PROVIDED ENTRIES
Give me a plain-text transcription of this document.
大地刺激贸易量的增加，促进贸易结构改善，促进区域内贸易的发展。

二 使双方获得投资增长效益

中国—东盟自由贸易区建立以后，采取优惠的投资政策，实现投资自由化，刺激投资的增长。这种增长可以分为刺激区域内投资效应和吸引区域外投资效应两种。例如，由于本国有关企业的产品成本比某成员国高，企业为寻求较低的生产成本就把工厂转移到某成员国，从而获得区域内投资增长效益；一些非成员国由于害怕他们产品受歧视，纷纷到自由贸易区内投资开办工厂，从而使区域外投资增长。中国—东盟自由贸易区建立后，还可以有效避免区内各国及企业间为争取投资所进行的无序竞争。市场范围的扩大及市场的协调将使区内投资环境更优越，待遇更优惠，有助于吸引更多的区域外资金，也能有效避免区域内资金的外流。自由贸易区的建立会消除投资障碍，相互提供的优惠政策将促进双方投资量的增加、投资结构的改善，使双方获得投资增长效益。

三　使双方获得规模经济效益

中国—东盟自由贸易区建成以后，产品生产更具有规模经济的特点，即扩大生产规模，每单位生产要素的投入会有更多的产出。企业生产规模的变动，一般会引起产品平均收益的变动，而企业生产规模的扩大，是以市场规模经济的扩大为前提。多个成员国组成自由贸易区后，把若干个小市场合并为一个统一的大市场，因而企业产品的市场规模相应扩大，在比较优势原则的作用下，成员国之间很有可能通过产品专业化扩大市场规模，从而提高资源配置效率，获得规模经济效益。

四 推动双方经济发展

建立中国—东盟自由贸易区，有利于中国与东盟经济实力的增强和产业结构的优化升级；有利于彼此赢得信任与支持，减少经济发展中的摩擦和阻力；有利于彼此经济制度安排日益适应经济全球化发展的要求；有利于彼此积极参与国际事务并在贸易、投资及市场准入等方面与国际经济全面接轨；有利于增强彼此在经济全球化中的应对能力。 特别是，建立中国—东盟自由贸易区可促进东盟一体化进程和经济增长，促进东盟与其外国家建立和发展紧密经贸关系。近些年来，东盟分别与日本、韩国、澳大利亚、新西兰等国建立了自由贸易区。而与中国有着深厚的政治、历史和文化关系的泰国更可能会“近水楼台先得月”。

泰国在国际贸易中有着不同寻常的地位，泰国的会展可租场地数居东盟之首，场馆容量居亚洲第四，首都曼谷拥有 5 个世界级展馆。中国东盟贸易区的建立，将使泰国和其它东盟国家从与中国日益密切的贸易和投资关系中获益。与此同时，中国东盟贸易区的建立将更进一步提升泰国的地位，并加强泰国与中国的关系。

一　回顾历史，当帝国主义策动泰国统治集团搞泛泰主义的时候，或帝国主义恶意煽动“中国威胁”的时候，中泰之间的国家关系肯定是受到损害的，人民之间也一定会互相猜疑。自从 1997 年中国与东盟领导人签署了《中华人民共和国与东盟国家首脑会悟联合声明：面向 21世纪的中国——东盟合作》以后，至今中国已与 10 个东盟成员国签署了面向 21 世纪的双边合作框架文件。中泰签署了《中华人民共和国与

WRITTEN EXERCISE
Copy all lines of the material above where the string "使双方获得投资增长效益" occurs.

CORRECT RESULT
二 使双方获得投资增长效益
中国—东盟自由贸易区建立以后，采取优惠的投资政策，实现投资自由化，刺激投资的增长。这种增长可以分为刺激区域内投资效应和吸引区域外投资效应两种。例如，由于本国有关企业的产品成本比某成员国高，企业为寻求较低的生产成本就把工厂转移到某成员国，从而获得区域内投资增长效益；一些非成员国由于害怕他们产品受歧视，纷纷到自由贸易区内投资开办工厂，从而使区域外投资增长。中国—东盟自由贸易区建立后，还可以有效避免区内各国及企业间为争取投资所进行的无序竞争。市场范围的扩大及市场的协调将使区内投资环境更优越，待遇更优惠，有助于吸引更多的区域外资金，也能有效避免区域内资金的外流。自由贸易区的建立会消除投资障碍，相互提供的优惠政策将促进双方投资量的增加、投资结构的改善，使双方获得投资增长效益。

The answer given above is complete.